[Start Entries]

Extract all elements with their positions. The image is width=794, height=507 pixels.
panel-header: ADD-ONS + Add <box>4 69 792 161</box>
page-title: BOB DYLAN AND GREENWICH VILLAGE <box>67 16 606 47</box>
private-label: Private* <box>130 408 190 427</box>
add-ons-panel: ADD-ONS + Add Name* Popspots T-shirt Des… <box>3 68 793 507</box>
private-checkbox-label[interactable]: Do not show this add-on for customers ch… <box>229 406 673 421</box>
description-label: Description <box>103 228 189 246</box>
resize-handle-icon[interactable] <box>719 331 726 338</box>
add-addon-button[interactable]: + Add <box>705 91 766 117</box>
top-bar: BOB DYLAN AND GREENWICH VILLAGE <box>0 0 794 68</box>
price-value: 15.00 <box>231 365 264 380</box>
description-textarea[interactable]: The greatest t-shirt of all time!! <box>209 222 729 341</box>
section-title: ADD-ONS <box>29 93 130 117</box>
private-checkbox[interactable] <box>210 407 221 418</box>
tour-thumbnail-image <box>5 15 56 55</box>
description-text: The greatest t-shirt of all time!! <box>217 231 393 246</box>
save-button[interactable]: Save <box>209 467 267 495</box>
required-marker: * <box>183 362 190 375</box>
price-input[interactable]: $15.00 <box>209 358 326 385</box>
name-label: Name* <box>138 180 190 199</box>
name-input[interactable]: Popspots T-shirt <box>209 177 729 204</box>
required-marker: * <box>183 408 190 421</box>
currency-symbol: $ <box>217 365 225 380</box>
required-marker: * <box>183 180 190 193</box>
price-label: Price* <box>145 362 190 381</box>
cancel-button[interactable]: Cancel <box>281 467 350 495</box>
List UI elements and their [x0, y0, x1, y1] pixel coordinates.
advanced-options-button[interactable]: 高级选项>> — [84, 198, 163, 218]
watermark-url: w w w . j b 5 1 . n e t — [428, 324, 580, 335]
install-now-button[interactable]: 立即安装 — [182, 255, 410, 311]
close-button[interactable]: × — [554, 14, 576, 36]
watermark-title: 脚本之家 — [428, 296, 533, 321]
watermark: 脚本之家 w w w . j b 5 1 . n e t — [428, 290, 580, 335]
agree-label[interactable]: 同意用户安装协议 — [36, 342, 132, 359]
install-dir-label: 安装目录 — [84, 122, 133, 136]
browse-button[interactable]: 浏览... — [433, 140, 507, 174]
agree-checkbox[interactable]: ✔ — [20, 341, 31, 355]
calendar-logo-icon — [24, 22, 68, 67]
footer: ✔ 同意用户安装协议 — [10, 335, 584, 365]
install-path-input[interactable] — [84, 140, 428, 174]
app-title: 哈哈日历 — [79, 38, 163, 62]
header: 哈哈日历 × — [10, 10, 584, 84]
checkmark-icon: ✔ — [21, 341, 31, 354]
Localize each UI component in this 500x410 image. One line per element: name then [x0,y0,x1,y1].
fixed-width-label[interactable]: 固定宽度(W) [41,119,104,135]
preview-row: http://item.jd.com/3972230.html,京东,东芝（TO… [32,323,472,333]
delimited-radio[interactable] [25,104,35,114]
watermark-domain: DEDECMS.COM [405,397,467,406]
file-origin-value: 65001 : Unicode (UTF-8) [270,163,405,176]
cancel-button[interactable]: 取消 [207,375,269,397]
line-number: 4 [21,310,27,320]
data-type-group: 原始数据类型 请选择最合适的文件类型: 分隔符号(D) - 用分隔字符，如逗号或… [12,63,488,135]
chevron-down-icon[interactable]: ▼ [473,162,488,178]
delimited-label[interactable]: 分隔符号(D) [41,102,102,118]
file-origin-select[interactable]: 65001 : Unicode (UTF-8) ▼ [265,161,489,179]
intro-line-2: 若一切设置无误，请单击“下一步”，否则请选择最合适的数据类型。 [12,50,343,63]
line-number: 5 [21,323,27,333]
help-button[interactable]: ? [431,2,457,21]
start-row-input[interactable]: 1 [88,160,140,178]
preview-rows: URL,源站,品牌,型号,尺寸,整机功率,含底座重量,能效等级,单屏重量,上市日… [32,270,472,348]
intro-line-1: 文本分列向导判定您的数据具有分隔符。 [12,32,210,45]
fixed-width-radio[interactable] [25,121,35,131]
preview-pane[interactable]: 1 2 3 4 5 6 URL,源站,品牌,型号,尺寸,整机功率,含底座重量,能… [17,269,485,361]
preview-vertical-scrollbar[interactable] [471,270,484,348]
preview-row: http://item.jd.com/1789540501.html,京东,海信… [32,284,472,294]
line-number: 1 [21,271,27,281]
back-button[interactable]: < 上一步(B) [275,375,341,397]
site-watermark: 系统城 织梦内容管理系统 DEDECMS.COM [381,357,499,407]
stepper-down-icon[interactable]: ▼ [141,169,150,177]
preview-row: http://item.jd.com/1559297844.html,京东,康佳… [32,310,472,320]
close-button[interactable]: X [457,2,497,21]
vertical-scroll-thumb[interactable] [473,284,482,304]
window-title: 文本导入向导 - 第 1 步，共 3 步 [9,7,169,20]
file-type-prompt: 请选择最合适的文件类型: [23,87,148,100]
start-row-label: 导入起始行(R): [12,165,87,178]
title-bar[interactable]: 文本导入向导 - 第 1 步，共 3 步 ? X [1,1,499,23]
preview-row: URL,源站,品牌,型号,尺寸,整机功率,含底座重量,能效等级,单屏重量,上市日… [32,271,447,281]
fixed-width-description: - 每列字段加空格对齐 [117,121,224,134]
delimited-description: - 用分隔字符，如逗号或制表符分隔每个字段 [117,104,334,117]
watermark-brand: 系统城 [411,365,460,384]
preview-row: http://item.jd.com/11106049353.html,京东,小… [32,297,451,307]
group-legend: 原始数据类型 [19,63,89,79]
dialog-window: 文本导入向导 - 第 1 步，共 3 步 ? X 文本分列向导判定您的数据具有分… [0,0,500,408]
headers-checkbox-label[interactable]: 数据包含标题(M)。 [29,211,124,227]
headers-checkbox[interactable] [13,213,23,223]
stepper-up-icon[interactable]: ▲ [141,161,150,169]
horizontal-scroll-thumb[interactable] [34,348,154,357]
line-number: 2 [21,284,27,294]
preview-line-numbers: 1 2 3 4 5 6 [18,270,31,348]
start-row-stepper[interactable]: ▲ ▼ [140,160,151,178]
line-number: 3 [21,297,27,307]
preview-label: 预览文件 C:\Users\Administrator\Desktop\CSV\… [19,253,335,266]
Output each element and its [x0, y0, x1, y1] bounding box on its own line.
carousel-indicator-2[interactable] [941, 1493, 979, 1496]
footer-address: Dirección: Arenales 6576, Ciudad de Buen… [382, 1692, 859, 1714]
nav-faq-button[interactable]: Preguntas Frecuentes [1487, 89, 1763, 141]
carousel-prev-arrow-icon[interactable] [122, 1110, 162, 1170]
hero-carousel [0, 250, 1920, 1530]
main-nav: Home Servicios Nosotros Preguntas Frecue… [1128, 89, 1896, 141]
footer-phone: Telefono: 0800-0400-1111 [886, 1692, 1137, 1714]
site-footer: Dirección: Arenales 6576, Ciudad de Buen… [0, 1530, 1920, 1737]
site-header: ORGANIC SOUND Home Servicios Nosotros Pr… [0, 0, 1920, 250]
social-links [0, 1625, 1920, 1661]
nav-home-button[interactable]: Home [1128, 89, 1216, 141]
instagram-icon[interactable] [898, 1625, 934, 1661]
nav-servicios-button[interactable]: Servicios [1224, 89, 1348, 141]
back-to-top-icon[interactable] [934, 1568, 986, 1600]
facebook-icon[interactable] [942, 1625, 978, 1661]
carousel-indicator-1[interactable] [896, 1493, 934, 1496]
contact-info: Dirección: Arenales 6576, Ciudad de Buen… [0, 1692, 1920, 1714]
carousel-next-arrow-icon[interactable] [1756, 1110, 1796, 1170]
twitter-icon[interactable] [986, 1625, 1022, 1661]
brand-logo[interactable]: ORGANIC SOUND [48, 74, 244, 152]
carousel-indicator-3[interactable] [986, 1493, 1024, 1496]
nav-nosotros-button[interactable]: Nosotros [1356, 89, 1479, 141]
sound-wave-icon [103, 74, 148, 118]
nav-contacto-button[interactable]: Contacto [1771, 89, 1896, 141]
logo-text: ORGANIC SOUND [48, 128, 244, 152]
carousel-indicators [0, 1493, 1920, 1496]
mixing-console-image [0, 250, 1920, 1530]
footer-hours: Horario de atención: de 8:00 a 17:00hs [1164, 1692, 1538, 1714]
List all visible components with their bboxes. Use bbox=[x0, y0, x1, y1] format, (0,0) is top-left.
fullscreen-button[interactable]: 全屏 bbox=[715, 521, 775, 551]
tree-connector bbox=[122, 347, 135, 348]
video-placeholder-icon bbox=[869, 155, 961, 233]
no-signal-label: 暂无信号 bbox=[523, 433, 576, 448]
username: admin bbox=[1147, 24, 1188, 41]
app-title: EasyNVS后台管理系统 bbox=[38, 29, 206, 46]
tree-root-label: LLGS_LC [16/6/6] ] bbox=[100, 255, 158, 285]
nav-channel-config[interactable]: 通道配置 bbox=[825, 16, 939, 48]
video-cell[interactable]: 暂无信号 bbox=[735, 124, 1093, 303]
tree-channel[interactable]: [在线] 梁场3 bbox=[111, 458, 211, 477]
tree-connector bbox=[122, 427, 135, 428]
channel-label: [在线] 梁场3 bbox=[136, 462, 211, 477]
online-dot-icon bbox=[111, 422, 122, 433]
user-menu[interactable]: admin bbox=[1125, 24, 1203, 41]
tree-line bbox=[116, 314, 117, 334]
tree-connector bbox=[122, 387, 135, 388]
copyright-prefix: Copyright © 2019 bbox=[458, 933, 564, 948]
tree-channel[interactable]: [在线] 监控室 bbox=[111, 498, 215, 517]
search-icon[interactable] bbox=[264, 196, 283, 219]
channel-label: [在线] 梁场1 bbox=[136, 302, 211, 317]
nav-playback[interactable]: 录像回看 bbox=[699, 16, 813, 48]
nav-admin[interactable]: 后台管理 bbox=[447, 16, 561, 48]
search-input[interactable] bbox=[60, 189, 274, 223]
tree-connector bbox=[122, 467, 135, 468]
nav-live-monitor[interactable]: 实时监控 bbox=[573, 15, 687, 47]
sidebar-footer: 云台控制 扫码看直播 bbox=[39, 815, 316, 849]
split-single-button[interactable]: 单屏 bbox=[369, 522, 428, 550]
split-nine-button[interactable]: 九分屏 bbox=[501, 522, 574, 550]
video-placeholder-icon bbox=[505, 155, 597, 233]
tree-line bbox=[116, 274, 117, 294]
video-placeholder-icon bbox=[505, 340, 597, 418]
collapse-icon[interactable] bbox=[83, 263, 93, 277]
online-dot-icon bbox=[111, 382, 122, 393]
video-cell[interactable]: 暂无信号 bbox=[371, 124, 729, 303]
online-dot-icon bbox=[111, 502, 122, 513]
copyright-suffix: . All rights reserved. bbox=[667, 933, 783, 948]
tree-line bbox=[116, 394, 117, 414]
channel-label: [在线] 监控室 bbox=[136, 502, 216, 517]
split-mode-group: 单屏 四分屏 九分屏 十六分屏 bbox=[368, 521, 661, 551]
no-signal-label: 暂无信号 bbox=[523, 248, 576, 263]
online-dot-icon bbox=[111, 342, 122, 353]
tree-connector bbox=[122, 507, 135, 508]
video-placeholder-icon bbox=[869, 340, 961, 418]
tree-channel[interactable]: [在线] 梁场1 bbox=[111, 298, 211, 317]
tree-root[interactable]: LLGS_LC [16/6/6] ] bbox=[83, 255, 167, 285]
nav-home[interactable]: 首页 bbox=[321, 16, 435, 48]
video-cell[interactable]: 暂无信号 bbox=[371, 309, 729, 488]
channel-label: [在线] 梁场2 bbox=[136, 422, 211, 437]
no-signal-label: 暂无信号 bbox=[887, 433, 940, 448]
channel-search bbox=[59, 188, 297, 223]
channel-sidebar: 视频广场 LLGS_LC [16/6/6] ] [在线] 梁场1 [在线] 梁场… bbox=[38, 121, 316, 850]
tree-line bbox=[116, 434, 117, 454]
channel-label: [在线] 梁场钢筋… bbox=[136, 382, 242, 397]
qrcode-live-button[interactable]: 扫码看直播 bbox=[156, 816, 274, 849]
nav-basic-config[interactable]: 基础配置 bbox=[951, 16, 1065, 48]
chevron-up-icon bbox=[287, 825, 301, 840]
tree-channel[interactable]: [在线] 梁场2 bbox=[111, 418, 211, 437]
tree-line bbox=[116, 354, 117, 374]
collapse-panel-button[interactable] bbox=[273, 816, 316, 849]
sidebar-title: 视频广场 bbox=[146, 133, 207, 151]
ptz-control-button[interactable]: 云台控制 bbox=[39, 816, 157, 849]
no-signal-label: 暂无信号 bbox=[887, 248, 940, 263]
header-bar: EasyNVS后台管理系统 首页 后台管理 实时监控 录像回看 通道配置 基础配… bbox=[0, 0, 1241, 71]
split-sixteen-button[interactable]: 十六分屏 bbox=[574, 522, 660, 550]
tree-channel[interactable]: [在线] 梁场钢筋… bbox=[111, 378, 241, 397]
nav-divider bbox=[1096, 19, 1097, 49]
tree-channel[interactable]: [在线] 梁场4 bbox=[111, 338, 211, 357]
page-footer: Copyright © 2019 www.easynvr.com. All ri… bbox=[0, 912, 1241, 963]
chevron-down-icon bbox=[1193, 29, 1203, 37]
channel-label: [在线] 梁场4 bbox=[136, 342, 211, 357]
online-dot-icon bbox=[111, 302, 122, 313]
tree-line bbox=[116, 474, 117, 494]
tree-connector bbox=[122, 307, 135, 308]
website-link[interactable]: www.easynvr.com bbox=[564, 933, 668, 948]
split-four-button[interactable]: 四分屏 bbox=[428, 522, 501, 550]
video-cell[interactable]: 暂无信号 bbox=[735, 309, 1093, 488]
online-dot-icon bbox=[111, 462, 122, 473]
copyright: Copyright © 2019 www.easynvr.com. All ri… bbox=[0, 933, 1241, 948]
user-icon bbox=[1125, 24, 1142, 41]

[End Entries]

Required task: Transcribe the data above word for word, from its first line down to the line containing "agree-label[interactable]: 同意用户安装协议 —", including both of those lines.

Written solution:
Extract all elements with their positions. The image is width=794, height=507 pixels.
panel-header: ADD-ONS + Add <box>4 69 792 161</box>
page-title: BOB DYLAN AND GREENWICH VILLAGE <box>67 16 606 47</box>
private-label: Private* <box>130 408 190 427</box>
add-ons-panel: ADD-ONS + Add Name* Popspots T-shirt Des… <box>3 68 793 507</box>
private-checkbox-label[interactable]: Do not show this add-on for customers ch… <box>229 406 673 421</box>
description-label: Description <box>103 228 189 246</box>
resize-handle-icon[interactable] <box>719 331 726 338</box>
add-addon-button[interactable]: + Add <box>705 91 766 117</box>
top-bar: BOB DYLAN AND GREENWICH VILLAGE <box>0 0 794 68</box>
price-value: 15.00 <box>231 365 264 380</box>
description-textarea[interactable]: The greatest t-shirt of all time!! <box>209 222 729 341</box>
section-title: ADD-ONS <box>29 93 130 117</box>
private-checkbox[interactable] <box>210 407 221 418</box>
tour-thumbnail-image <box>5 15 56 55</box>
description-text: The greatest t-shirt of all time!! <box>217 231 393 246</box>
save-button[interactable]: Save <box>209 467 267 495</box>
required-marker: * <box>183 362 190 375</box>
price-input[interactable]: $15.00 <box>209 358 326 385</box>
name-label: Name* <box>138 180 190 199</box>
name-input[interactable]: Popspots T-shirt <box>209 177 729 204</box>
required-marker: * <box>183 408 190 421</box>
currency-symbol: $ <box>217 365 225 380</box>
required-marker: * <box>183 180 190 193</box>
price-label: Price* <box>145 362 190 381</box>
cancel-button[interactable]: Cancel <box>281 467 350 495</box>
List UI elements and their [x0, y0, x1, y1] pixel coordinates.
advanced-options-button[interactable]: 高级选项>> — [84, 198, 163, 218]
watermark-url: w w w . j b 5 1 . n e t — [428, 324, 580, 335]
install-now-button[interactable]: 立即安装 — [182, 255, 410, 311]
close-button[interactable]: × — [554, 14, 576, 36]
watermark-title: 脚本之家 — [428, 296, 533, 321]
watermark: 脚本之家 w w w . j b 5 1 . n e t — [428, 290, 580, 335]
agree-label[interactable]: 同意用户安装协议 — [36, 342, 132, 359]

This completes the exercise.